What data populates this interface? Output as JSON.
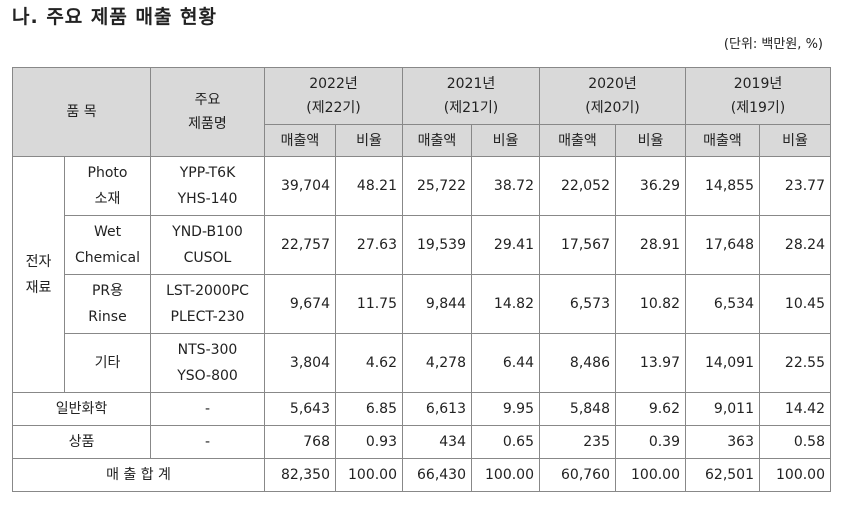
{
  "title": "나. 주요 제품 매출 현황",
  "unit": "(단위: 백만원, %)",
  "header": {
    "item": "품 목",
    "product_line1": "주요",
    "product_line2": "제품명",
    "years": [
      {
        "year": "2022년",
        "period": "(제22기)"
      },
      {
        "year": "2021년",
        "period": "(제21기)"
      },
      {
        "year": "2020년",
        "period": "(제20기)"
      },
      {
        "year": "2019년",
        "period": "(제19기)"
      }
    ],
    "sales": "매출액",
    "ratio": "비율"
  },
  "group": {
    "line1": "전자",
    "line2": "재료"
  },
  "rows": [
    {
      "cat1": "Photo",
      "cat2": "소재",
      "p1": "YPP-T6K",
      "p2": "YHS-140",
      "v": [
        "39,704",
        "48.21",
        "25,722",
        "38.72",
        "22,052",
        "36.29",
        "14,855",
        "23.77"
      ]
    },
    {
      "cat1": "Wet",
      "cat2": "Chemical",
      "p1": "YND-B100",
      "p2": "CUSOL",
      "v": [
        "22,757",
        "27.63",
        "19,539",
        "29.41",
        "17,567",
        "28.91",
        "17,648",
        "28.24"
      ]
    },
    {
      "cat1": "PR용",
      "cat2": "Rinse",
      "p1": "LST-2000PC",
      "p2": "PLECT-230",
      "v": [
        "9,674",
        "11.75",
        "9,844",
        "14.82",
        "6,573",
        "10.82",
        "6,534",
        "10.45"
      ]
    },
    {
      "cat1": "기타",
      "cat2": "",
      "p1": "NTS-300",
      "p2": "YSO-800",
      "v": [
        "3,804",
        "4.62",
        "4,278",
        "6.44",
        "8,486",
        "13.97",
        "14,091",
        "22.55"
      ]
    }
  ],
  "general": {
    "label": "일반화학",
    "product": "-",
    "v": [
      "5,643",
      "6.85",
      "6,613",
      "9.95",
      "5,848",
      "9.62",
      "9,011",
      "14.42"
    ]
  },
  "goods": {
    "label": "상품",
    "product": "-",
    "v": [
      "768",
      "0.93",
      "434",
      "0.65",
      "235",
      "0.39",
      "363",
      "0.58"
    ]
  },
  "total": {
    "label": "매 출 합 계",
    "v": [
      "82,350",
      "100.00",
      "66,430",
      "100.00",
      "60,760",
      "100.00",
      "62,501",
      "100.00"
    ]
  }
}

---+---

- [Exercise objective]: Transcribe all the records above word for word, without their images.

- [The completed task]:
What data populates this interface? Output as JSON.
{
  "title": "나. 주요 제품 매출 현황",
  "unit": "(단위: 백만원, %)",
  "header": {
    "item": "품 목",
    "product_line1": "주요",
    "product_line2": "제품명",
    "years": [
      {
        "year": "2022년",
        "period": "(제22기)"
      },
      {
        "year": "2021년",
        "period": "(제21기)"
      },
      {
        "year": "2020년",
        "period": "(제20기)"
      },
      {
        "year": "2019년",
        "period": "(제19기)"
      }
    ],
    "sales": "매출액",
    "ratio": "비율"
  },
  "group": {
    "line1": "전자",
    "line2": "재료"
  },
  "rows": [
    {
      "cat1": "Photo",
      "cat2": "소재",
      "p1": "YPP-T6K",
      "p2": "YHS-140",
      "v": [
        "39,704",
        "48.21",
        "25,722",
        "38.72",
        "22,052",
        "36.29",
        "14,855",
        "23.77"
      ]
    },
    {
      "cat1": "Wet",
      "cat2": "Chemical",
      "p1": "YND-B100",
      "p2": "CUSOL",
      "v": [
        "22,757",
        "27.63",
        "19,539",
        "29.41",
        "17,567",
        "28.91",
        "17,648",
        "28.24"
      ]
    },
    {
      "cat1": "PR용",
      "cat2": "Rinse",
      "p1": "LST-2000PC",
      "p2": "PLECT-230",
      "v": [
        "9,674",
        "11.75",
        "9,844",
        "14.82",
        "6,573",
        "10.82",
        "6,534",
        "10.45"
      ]
    },
    {
      "cat1": "기타",
      "cat2": "",
      "p1": "NTS-300",
      "p2": "YSO-800",
      "v": [
        "3,804",
        "4.62",
        "4,278",
        "6.44",
        "8,486",
        "13.97",
        "14,091",
        "22.55"
      ]
    }
  ],
  "general": {
    "label": "일반화학",
    "product": "-",
    "v": [
      "5,643",
      "6.85",
      "6,613",
      "9.95",
      "5,848",
      "9.62",
      "9,011",
      "14.42"
    ]
  },
  "goods": {
    "label": "상품",
    "product": "-",
    "v": [
      "768",
      "0.93",
      "434",
      "0.65",
      "235",
      "0.39",
      "363",
      "0.58"
    ]
  },
  "total": {
    "label": "매 출 합 계",
    "v": [
      "82,350",
      "100.00",
      "66,430",
      "100.00",
      "60,760",
      "100.00",
      "62,501",
      "100.00"
    ]
  }
}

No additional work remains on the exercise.